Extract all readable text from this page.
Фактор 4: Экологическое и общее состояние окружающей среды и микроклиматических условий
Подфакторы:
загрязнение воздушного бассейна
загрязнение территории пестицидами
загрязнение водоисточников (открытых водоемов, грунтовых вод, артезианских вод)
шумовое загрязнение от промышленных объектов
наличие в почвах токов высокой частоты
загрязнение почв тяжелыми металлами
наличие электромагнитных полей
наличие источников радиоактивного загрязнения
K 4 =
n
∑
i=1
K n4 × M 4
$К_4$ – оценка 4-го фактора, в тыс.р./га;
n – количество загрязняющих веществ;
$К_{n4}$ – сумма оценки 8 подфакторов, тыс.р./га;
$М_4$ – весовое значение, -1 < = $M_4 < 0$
● ● ● ● ●
_Given exercise_
Repeat the preceding lines exactly, please, every one of them.

_Exercise solution_
Extract all readable text from this page.
Фактор 4: Экологическое и общее состояние окружающей среды и микроклиматических условий
Подфакторы:
загрязнение воздушного бассейна
загрязнение территории пестицидами
загрязнение водоисточников (открытых водоемов, грунтовых вод, артезианских вод)
шумовое загрязнение от промышленных объектов
наличие в почвах токов высокой частоты
загрязнение почв тяжелыми металлами
наличие электромагнитных полей
наличие источников радиоактивного загрязнения
K 4 =
n
∑
i=1
K n4 × M 4
$К_4$ – оценка 4-го фактора, в тыс.р./га;
n – количество загрязняющих веществ;
$К_{n4}$ – сумма оценки 8 подфакторов, тыс.р./га;
$М_4$ – весовое значение, -1 < = $M_4 < 0$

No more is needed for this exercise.